Input:

___

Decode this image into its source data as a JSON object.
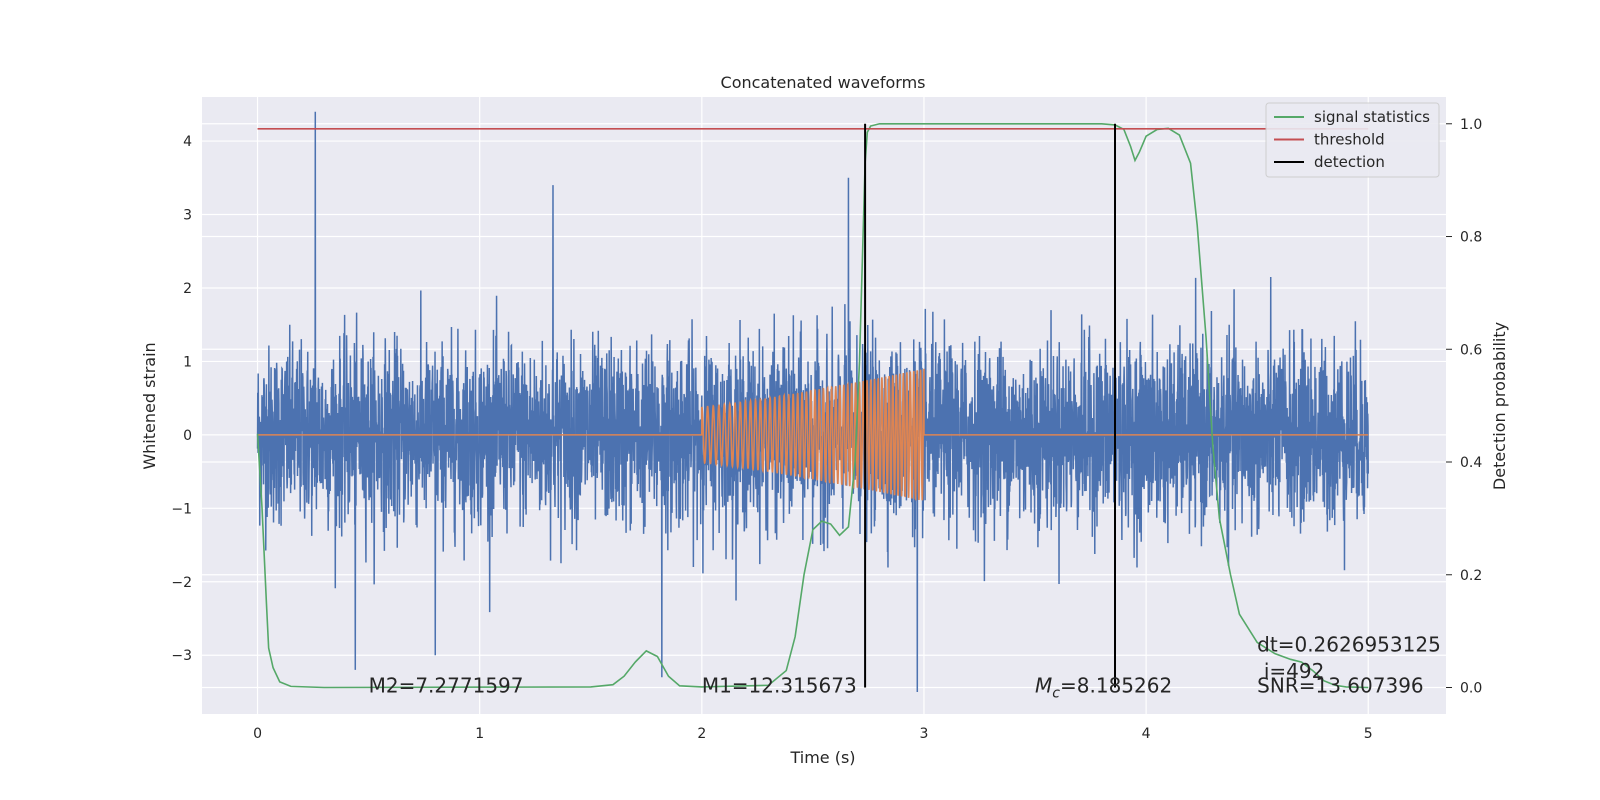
{
  "chart_data": {
    "type": "line",
    "title": "Concatenated waveforms",
    "xlabel": "Time (s)",
    "ylabel": "Whitened strain",
    "y2label": "Detection probability",
    "xlim": [
      -0.25,
      5.35
    ],
    "ylim": [
      -3.8,
      4.6
    ],
    "y2lim": [
      -0.047,
      1.0475
    ],
    "xticks": [
      0,
      1,
      2,
      3,
      4,
      5
    ],
    "yticks": [
      -3,
      -2,
      -1,
      0,
      1,
      2,
      3,
      4
    ],
    "y2ticks": [
      0.0,
      0.2,
      0.4,
      0.6,
      0.8,
      1.0
    ],
    "grid": true,
    "legend_position": "top-right",
    "series": [
      {
        "name": "",
        "axis": "left",
        "color": "#4c72b0",
        "kind": "noise",
        "x_range": [
          0,
          5
        ],
        "spread": 0.6,
        "peaks": [
          [
            0.26,
            4.4
          ],
          [
            1.33,
            3.4
          ],
          [
            2.66,
            3.5
          ],
          [
            0.8,
            -3.0
          ],
          [
            1.82,
            -3.3
          ],
          [
            2.97,
            -3.5
          ],
          [
            3.86,
            -3.4
          ],
          [
            0.44,
            -3.2
          ]
        ]
      },
      {
        "name": "",
        "axis": "left",
        "color": "#dd8452",
        "kind": "chirp",
        "t_start": 2.0,
        "t_end": 3.0,
        "amp_start": 0.38,
        "amp_end": 0.9,
        "flat_value": 0
      },
      {
        "name": "signal statistics",
        "axis": "right",
        "color": "#55a868",
        "points": [
          [
            0,
            0.45
          ],
          [
            0.02,
            0.32
          ],
          [
            0.04,
            0.15
          ],
          [
            0.05,
            0.07
          ],
          [
            0.07,
            0.035
          ],
          [
            0.1,
            0.01
          ],
          [
            0.15,
            0.002
          ],
          [
            0.3,
            0.0
          ],
          [
            1.5,
            0.001
          ],
          [
            1.6,
            0.005
          ],
          [
            1.65,
            0.02
          ],
          [
            1.7,
            0.045
          ],
          [
            1.75,
            0.065
          ],
          [
            1.8,
            0.055
          ],
          [
            1.85,
            0.02
          ],
          [
            1.9,
            0.003
          ],
          [
            2.0,
            0.001
          ],
          [
            2.3,
            0.004
          ],
          [
            2.38,
            0.03
          ],
          [
            2.42,
            0.09
          ],
          [
            2.46,
            0.2
          ],
          [
            2.5,
            0.28
          ],
          [
            2.54,
            0.295
          ],
          [
            2.58,
            0.29
          ],
          [
            2.62,
            0.27
          ],
          [
            2.66,
            0.285
          ],
          [
            2.69,
            0.4
          ],
          [
            2.71,
            0.58
          ],
          [
            2.72,
            0.72
          ],
          [
            2.735,
            0.93
          ],
          [
            2.745,
            0.985
          ],
          [
            2.76,
            0.996
          ],
          [
            2.8,
            1.0
          ],
          [
            3.8,
            1.0
          ],
          [
            3.86,
            0.998
          ],
          [
            3.9,
            0.99
          ],
          [
            3.93,
            0.96
          ],
          [
            3.95,
            0.935
          ],
          [
            3.97,
            0.95
          ],
          [
            4.0,
            0.978
          ],
          [
            4.05,
            0.99
          ],
          [
            4.1,
            0.992
          ],
          [
            4.15,
            0.98
          ],
          [
            4.2,
            0.93
          ],
          [
            4.23,
            0.82
          ],
          [
            4.27,
            0.62
          ],
          [
            4.3,
            0.43
          ],
          [
            4.33,
            0.3
          ],
          [
            4.38,
            0.2
          ],
          [
            4.42,
            0.13
          ],
          [
            4.5,
            0.08
          ],
          [
            4.58,
            0.06
          ],
          [
            4.65,
            0.05
          ],
          [
            4.7,
            0.045
          ],
          [
            4.75,
            0.03
          ],
          [
            4.8,
            0.012
          ],
          [
            4.85,
            0.004
          ],
          [
            4.9,
            0.001
          ],
          [
            5.0,
            0.0
          ]
        ]
      },
      {
        "name": "threshold",
        "axis": "right",
        "color": "#c44e52",
        "points": [
          [
            0,
            0.991
          ],
          [
            5,
            0.991
          ]
        ]
      },
      {
        "name": "detection",
        "axis": "right",
        "color": "#000000",
        "kind": "vlines",
        "x": [
          2.735,
          3.86
        ],
        "ymin": 0.0,
        "ymax": 1.0
      }
    ],
    "annotations": [
      {
        "text": "M2=7.2771597",
        "x": 0.5,
        "y": -3.4
      },
      {
        "text": "M1=12.315673",
        "x": 2.0,
        "y": -3.4
      },
      {
        "text": "=8.185262",
        "prefix": "M",
        "sub": "c",
        "x": 3.5,
        "y": -3.4
      },
      {
        "text": "SNR=13.607396",
        "x": 4.5,
        "y": -3.4
      },
      {
        "text": "i=492",
        "x": 4.53,
        "y": -3.2
      },
      {
        "text": "dt=0.2626953125",
        "x": 4.5,
        "y": -2.84
      }
    ]
  }
}
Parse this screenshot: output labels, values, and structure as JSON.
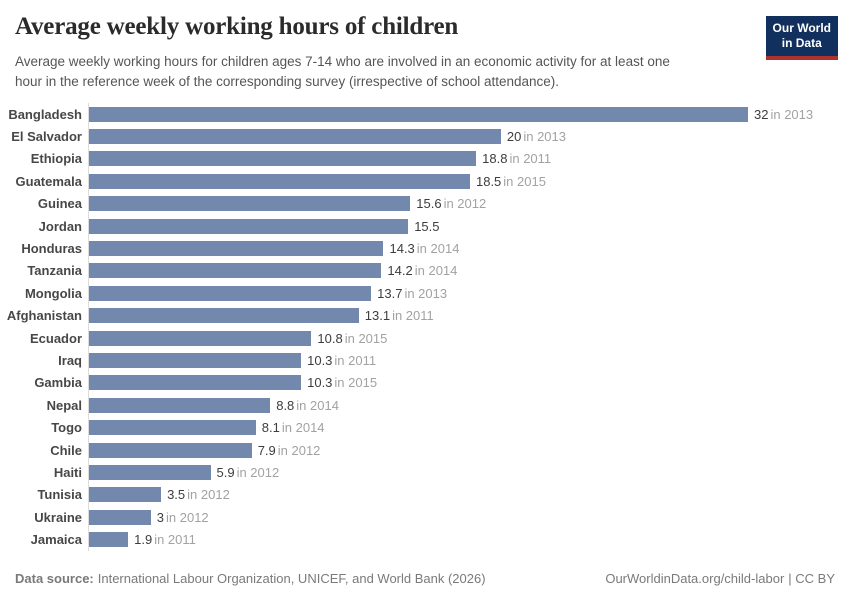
{
  "header": {
    "title": "Average weekly working hours of children",
    "subtitle": "Average weekly working hours for children ages 7-14 who are involved in an economic activity for at least one\nhour in the reference week of the corresponding survey (irrespective of school attendance)."
  },
  "logo": {
    "line1": "Our World",
    "line2": "in Data",
    "bg_color": "#12305d",
    "accent_color": "#b0322d"
  },
  "footer": {
    "source_label": "Data source:",
    "source_text": "International Labour Organization, UNICEF, and World Bank (2026)",
    "url": "OurWorldinData.org/child-labor",
    "license": "| CC BY"
  },
  "chart_data": {
    "type": "bar",
    "orientation": "horizontal",
    "title": "Average weekly working hours of children",
    "xlim": [
      0,
      32
    ],
    "grid": false,
    "legend": false,
    "bar_color": "#7288ad",
    "axis_line_color": "#dcdcdc",
    "categories": [
      "Bangladesh",
      "El Salvador",
      "Ethiopia",
      "Guatemala",
      "Guinea",
      "Jordan",
      "Honduras",
      "Tanzania",
      "Mongolia",
      "Afghanistan",
      "Ecuador",
      "Iraq",
      "Gambia",
      "Nepal",
      "Togo",
      "Chile",
      "Haiti",
      "Tunisia",
      "Ukraine",
      "Jamaica"
    ],
    "values": [
      32,
      20,
      18.8,
      18.5,
      15.6,
      15.5,
      14.3,
      14.2,
      13.7,
      13.1,
      10.8,
      10.3,
      10.3,
      8.8,
      8.1,
      7.9,
      5.9,
      3.5,
      3,
      1.9
    ],
    "rows": [
      {
        "label": "Bangladesh",
        "value": 32,
        "value_label": "32",
        "year_label": "in 2013"
      },
      {
        "label": "El Salvador",
        "value": 20,
        "value_label": "20",
        "year_label": "in 2013"
      },
      {
        "label": "Ethiopia",
        "value": 18.8,
        "value_label": "18.8",
        "year_label": "in 2011"
      },
      {
        "label": "Guatemala",
        "value": 18.5,
        "value_label": "18.5",
        "year_label": "in 2015"
      },
      {
        "label": "Guinea",
        "value": 15.6,
        "value_label": "15.6",
        "year_label": "in 2012"
      },
      {
        "label": "Jordan",
        "value": 15.5,
        "value_label": "15.5",
        "year_label": ""
      },
      {
        "label": "Honduras",
        "value": 14.3,
        "value_label": "14.3",
        "year_label": "in 2014"
      },
      {
        "label": "Tanzania",
        "value": 14.2,
        "value_label": "14.2",
        "year_label": "in 2014"
      },
      {
        "label": "Mongolia",
        "value": 13.7,
        "value_label": "13.7",
        "year_label": "in 2013"
      },
      {
        "label": "Afghanistan",
        "value": 13.1,
        "value_label": "13.1",
        "year_label": "in 2011"
      },
      {
        "label": "Ecuador",
        "value": 10.8,
        "value_label": "10.8",
        "year_label": "in 2015"
      },
      {
        "label": "Iraq",
        "value": 10.3,
        "value_label": "10.3",
        "year_label": "in 2011"
      },
      {
        "label": "Gambia",
        "value": 10.3,
        "value_label": "10.3",
        "year_label": "in 2015"
      },
      {
        "label": "Nepal",
        "value": 8.8,
        "value_label": "8.8",
        "year_label": "in 2014"
      },
      {
        "label": "Togo",
        "value": 8.1,
        "value_label": "8.1",
        "year_label": "in 2014"
      },
      {
        "label": "Chile",
        "value": 7.9,
        "value_label": "7.9",
        "year_label": "in 2012"
      },
      {
        "label": "Haiti",
        "value": 5.9,
        "value_label": "5.9",
        "year_label": "in 2012"
      },
      {
        "label": "Tunisia",
        "value": 3.5,
        "value_label": "3.5",
        "year_label": "in 2012"
      },
      {
        "label": "Ukraine",
        "value": 3,
        "value_label": "3",
        "year_label": "in 2012"
      },
      {
        "label": "Jamaica",
        "value": 1.9,
        "value_label": "1.9",
        "year_label": "in 2011"
      }
    ]
  }
}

___

What is needed:
Which lines hold the word "JSON"? Copy each of them from the records.

Exercise answer:
Decode this image into its source data as a JSON object.
Parse this screenshot: output labels, values, and structure as JSON.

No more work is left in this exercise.